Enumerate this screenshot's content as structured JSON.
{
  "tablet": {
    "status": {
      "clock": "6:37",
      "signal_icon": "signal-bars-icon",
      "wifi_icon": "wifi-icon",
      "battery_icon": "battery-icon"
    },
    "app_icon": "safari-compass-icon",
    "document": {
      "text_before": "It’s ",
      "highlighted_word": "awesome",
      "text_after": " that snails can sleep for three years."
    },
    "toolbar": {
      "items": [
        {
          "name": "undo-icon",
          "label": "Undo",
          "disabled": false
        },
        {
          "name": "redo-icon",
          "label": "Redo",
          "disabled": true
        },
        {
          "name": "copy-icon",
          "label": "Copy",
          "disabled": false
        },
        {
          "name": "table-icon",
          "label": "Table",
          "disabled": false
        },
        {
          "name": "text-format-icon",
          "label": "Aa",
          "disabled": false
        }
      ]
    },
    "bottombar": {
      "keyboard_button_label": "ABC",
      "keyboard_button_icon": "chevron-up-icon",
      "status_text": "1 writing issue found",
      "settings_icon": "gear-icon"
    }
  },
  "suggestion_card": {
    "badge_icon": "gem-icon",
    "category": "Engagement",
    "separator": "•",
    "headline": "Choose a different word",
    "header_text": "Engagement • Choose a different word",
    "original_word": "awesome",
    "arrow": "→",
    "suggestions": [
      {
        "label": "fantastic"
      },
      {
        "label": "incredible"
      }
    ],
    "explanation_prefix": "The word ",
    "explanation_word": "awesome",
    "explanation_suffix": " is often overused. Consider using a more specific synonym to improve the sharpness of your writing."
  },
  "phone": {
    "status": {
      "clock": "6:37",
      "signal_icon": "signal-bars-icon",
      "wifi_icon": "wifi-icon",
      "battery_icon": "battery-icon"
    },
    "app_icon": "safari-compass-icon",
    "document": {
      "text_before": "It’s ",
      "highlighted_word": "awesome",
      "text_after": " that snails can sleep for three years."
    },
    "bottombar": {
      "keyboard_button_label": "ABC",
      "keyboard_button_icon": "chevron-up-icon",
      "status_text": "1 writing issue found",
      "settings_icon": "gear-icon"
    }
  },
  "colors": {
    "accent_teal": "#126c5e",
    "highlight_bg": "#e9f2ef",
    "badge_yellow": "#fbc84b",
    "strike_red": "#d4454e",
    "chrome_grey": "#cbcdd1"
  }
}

Set exercise: Output all preceding records character for character.

Worked solution:
Enumerate this screenshot's content as structured JSON.
{
  "tablet": {
    "status": {
      "clock": "6:37",
      "signal_icon": "signal-bars-icon",
      "wifi_icon": "wifi-icon",
      "battery_icon": "battery-icon"
    },
    "app_icon": "safari-compass-icon",
    "document": {
      "text_before": "It’s ",
      "highlighted_word": "awesome",
      "text_after": " that snails can sleep for three years."
    },
    "toolbar": {
      "items": [
        {
          "name": "undo-icon",
          "label": "Undo",
          "disabled": false
        },
        {
          "name": "redo-icon",
          "label": "Redo",
          "disabled": true
        },
        {
          "name": "copy-icon",
          "label": "Copy",
          "disabled": false
        },
        {
          "name": "table-icon",
          "label": "Table",
          "disabled": false
        },
        {
          "name": "text-format-icon",
          "label": "Aa",
          "disabled": false
        }
      ]
    },
    "bottombar": {
      "keyboard_button_label": "ABC",
      "keyboard_button_icon": "chevron-up-icon",
      "status_text": "1 writing issue found",
      "settings_icon": "gear-icon"
    }
  },
  "suggestion_card": {
    "badge_icon": "gem-icon",
    "category": "Engagement",
    "separator": "•",
    "headline": "Choose a different word",
    "header_text": "Engagement • Choose a different word",
    "original_word": "awesome",
    "arrow": "→",
    "suggestions": [
      {
        "label": "fantastic"
      },
      {
        "label": "incredible"
      }
    ],
    "explanation_prefix": "The word ",
    "explanation_word": "awesome",
    "explanation_suffix": " is often overused. Consider using a more specific synonym to improve the sharpness of your writing."
  },
  "phone": {
    "status": {
      "clock": "6:37",
      "signal_icon": "signal-bars-icon",
      "wifi_icon": "wifi-icon",
      "battery_icon": "battery-icon"
    },
    "app_icon": "safari-compass-icon",
    "document": {
      "text_before": "It’s ",
      "highlighted_word": "awesome",
      "text_after": " that snails can sleep for three years."
    },
    "bottombar": {
      "keyboard_button_label": "ABC",
      "keyboard_button_icon": "chevron-up-icon",
      "status_text": "1 writing issue found",
      "settings_icon": "gear-icon"
    }
  },
  "colors": {
    "accent_teal": "#126c5e",
    "highlight_bg": "#e9f2ef",
    "badge_yellow": "#fbc84b",
    "strike_red": "#d4454e",
    "chrome_grey": "#cbcdd1"
  }
}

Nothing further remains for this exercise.